● THE REQUEST:
Show every line of the material that contains the string "stats", with case counting.

---------- RECORD LIST ----------

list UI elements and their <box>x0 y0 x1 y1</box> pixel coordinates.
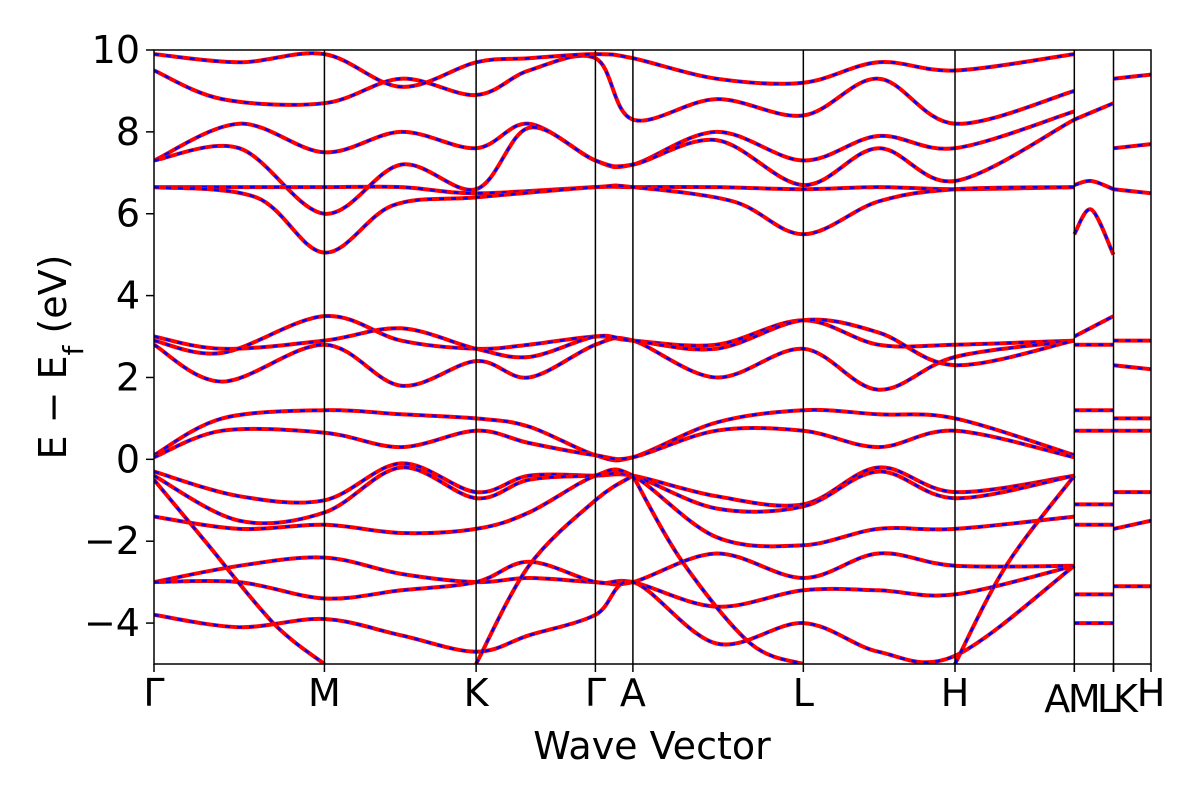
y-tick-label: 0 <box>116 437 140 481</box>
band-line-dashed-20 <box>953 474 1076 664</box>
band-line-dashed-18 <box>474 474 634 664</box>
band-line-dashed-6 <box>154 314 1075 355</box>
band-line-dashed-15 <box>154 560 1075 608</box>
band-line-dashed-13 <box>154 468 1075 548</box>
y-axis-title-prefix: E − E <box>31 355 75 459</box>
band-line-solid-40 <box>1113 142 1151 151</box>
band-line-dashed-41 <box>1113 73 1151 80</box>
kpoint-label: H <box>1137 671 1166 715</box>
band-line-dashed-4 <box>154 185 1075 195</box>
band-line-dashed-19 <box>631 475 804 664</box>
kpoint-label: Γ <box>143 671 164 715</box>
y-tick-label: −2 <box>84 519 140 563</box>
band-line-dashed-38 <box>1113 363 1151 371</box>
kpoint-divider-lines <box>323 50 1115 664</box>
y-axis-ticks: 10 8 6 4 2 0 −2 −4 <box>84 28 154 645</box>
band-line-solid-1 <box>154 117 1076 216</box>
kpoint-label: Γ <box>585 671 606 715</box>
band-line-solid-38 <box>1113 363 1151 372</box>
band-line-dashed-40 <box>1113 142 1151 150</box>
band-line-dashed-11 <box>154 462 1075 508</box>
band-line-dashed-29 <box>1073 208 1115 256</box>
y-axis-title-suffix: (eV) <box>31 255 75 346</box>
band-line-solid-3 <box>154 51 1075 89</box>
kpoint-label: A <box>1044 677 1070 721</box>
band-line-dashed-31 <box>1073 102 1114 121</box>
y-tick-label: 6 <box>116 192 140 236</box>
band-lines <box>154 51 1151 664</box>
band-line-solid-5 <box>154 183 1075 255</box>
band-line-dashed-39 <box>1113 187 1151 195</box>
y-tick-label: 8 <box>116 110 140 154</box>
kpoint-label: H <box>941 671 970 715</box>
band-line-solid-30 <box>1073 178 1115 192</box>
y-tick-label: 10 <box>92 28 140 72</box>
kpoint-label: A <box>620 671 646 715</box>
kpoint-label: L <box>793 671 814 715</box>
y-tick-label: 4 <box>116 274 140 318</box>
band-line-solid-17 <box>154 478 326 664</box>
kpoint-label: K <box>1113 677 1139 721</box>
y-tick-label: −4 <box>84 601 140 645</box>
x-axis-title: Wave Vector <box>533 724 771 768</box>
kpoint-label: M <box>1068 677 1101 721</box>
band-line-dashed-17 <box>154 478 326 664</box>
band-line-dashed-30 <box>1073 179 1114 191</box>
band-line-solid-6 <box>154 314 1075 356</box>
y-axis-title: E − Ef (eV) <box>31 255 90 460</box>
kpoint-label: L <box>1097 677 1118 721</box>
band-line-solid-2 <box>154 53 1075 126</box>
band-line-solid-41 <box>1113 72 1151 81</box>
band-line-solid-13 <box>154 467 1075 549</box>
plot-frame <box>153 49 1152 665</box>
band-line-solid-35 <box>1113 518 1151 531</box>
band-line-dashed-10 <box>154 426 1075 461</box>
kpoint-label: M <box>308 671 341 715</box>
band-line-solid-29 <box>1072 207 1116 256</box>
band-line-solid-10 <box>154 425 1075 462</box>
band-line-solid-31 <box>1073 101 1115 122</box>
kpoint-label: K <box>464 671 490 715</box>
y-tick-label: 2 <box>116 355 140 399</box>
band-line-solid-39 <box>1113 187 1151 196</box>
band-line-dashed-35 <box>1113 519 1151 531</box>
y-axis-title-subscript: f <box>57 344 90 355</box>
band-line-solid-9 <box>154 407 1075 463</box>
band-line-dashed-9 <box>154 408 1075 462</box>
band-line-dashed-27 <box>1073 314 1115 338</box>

----------
---------- RECORD LIST ----------

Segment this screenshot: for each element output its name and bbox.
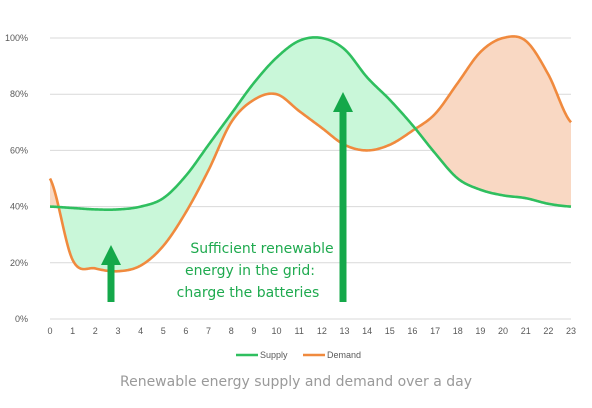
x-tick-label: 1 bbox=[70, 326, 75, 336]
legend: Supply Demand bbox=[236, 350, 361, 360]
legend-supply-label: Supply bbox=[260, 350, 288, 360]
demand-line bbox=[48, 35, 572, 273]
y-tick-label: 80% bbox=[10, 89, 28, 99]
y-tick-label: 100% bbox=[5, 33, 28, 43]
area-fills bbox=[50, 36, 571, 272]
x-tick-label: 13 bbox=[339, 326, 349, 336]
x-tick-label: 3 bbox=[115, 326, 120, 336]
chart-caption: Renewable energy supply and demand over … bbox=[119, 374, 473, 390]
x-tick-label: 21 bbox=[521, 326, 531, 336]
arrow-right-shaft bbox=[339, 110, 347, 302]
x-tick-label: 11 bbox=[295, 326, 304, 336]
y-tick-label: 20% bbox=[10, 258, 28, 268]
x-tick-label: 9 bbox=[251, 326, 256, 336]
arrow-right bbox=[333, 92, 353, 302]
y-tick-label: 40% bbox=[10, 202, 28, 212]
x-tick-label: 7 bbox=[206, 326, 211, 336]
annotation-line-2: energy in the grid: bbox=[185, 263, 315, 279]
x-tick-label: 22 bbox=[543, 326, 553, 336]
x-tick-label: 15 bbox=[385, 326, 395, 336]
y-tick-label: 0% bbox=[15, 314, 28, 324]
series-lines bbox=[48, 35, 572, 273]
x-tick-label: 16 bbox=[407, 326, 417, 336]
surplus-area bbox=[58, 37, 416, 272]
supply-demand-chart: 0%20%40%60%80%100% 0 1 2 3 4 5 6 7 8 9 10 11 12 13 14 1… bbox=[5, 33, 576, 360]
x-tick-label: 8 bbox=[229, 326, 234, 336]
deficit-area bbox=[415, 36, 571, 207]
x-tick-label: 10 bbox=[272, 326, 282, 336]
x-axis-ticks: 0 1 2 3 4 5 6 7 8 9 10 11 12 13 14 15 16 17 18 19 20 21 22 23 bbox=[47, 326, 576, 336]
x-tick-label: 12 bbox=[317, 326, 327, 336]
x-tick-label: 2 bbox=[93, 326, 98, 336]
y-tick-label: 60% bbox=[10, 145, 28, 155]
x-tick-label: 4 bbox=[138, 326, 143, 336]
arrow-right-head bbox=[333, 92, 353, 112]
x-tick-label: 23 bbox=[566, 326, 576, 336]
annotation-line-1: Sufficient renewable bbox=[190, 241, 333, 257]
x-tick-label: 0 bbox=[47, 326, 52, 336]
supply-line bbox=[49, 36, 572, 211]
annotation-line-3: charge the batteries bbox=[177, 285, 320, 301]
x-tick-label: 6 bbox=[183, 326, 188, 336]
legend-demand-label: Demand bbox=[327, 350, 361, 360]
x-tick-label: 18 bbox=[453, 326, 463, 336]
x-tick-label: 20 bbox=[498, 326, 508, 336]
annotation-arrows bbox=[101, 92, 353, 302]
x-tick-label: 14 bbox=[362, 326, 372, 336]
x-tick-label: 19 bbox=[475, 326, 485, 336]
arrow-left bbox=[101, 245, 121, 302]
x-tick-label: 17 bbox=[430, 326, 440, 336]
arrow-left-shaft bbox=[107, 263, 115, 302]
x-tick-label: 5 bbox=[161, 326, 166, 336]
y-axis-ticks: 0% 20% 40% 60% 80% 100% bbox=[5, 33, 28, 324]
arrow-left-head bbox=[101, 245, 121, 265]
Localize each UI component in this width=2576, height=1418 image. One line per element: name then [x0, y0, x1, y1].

----------
---------- RECORD LIST ----------

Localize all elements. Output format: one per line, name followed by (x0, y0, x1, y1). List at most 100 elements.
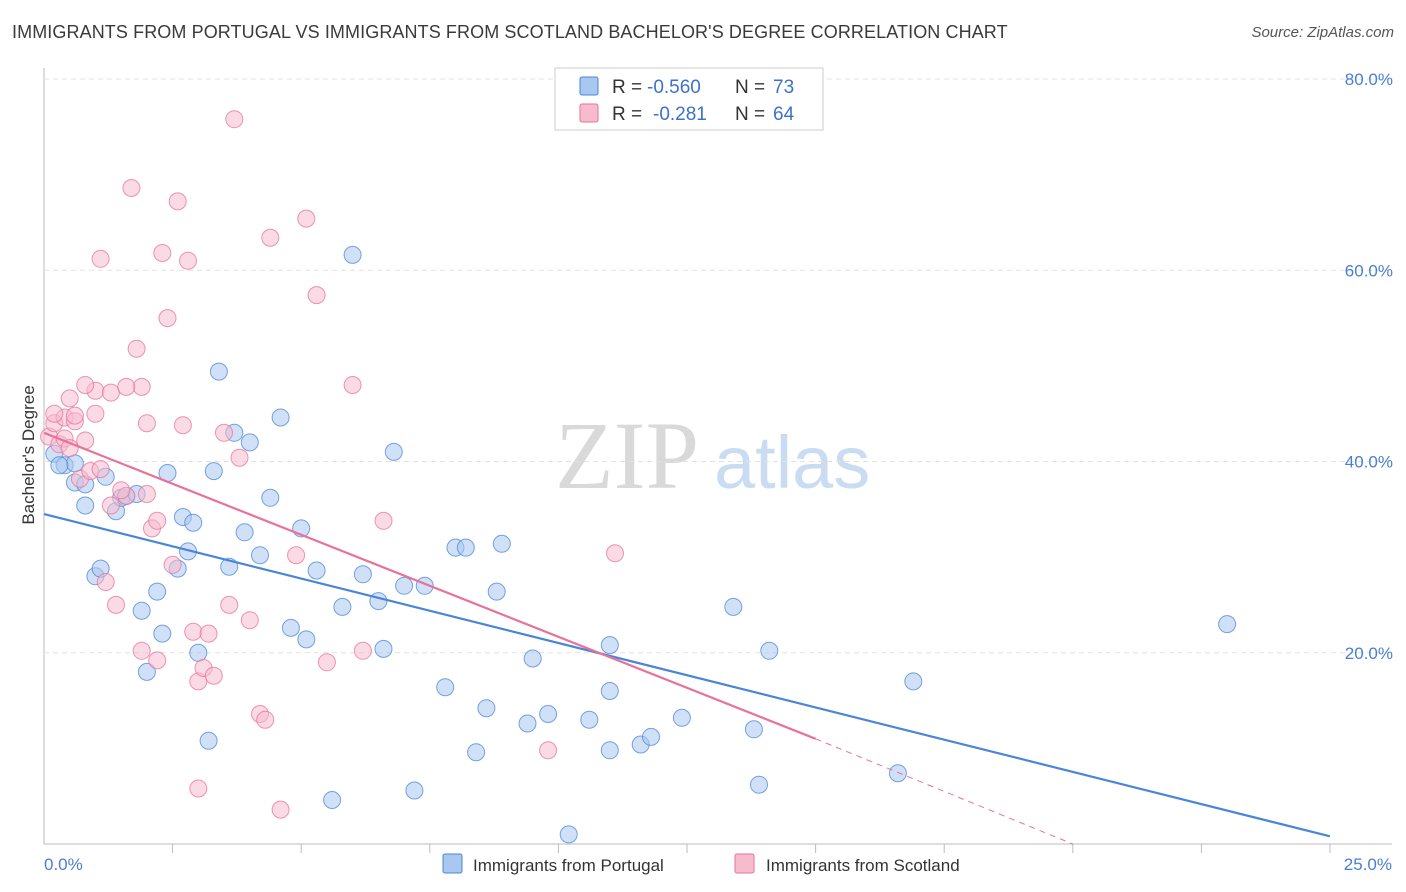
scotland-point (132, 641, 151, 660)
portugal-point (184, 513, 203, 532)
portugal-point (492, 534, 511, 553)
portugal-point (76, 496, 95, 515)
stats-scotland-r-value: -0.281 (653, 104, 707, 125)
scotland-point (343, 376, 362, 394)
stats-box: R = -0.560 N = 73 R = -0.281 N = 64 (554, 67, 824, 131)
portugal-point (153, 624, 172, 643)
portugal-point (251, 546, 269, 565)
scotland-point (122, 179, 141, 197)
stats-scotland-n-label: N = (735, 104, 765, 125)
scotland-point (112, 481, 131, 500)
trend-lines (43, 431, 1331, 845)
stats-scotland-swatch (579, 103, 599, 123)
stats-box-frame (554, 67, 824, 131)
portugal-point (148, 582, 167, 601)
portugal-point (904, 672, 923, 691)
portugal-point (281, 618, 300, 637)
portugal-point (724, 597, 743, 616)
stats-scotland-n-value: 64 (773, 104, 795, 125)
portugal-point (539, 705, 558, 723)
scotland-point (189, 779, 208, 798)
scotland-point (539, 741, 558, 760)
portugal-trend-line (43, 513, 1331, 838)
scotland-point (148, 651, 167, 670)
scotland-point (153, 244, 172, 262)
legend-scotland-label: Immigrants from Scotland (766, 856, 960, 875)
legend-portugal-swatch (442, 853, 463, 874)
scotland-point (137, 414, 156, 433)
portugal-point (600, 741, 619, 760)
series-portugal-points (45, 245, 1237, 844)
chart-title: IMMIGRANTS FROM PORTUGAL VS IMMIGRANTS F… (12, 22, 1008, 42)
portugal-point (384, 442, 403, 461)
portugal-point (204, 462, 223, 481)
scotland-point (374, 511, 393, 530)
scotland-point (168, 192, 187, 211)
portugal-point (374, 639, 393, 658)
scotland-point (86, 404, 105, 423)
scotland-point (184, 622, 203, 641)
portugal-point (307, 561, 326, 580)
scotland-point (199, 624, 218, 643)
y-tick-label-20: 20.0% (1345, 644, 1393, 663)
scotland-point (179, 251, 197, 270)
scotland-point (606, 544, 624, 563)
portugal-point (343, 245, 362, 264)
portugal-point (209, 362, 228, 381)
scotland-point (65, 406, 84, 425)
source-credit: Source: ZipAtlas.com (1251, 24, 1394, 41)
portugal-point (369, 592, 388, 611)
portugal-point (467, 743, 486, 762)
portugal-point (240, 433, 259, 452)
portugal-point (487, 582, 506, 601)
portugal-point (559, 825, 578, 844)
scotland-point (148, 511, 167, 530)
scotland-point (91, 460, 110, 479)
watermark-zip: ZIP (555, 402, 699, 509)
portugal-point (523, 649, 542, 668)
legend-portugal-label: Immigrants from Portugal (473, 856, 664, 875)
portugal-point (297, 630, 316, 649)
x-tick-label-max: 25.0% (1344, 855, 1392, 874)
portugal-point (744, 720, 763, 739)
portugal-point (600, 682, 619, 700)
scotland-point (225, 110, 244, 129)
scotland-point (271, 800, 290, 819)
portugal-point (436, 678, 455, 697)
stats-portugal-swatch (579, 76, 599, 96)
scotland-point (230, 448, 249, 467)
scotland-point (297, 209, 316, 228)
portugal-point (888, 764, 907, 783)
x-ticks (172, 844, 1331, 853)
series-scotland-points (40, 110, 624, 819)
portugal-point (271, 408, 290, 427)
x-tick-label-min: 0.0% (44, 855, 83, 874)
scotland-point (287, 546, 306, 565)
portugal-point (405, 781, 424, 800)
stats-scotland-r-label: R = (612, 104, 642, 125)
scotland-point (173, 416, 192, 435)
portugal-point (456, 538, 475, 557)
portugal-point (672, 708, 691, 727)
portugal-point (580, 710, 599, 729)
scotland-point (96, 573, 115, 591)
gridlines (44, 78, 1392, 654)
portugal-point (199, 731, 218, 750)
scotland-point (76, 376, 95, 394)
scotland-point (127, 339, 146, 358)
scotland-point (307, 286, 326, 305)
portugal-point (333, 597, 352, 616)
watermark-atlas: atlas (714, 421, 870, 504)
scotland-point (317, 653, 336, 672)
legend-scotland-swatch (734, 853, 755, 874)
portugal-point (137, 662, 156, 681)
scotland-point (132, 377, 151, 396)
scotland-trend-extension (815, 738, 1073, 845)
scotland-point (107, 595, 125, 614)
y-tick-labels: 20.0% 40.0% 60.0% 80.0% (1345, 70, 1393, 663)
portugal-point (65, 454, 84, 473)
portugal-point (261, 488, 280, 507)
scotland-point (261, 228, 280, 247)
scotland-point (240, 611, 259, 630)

----------

● CORRECT RESULT:
stats-scotland-r-value: -0.281 (653, 104, 707, 125)
stats-box: R = -0.560 N = 73 R = -0.281 N = 64 (554, 67, 824, 131)
stats-scotland-n-label: N = (735, 104, 765, 125)
stats-scotland-swatch (579, 103, 599, 123)
stats-box-frame (554, 67, 824, 131)
stats-scotland-n-value: 64 (773, 104, 795, 125)
stats-portugal-swatch (579, 76, 599, 96)
stats-scotland-r-label: R = (612, 104, 642, 125)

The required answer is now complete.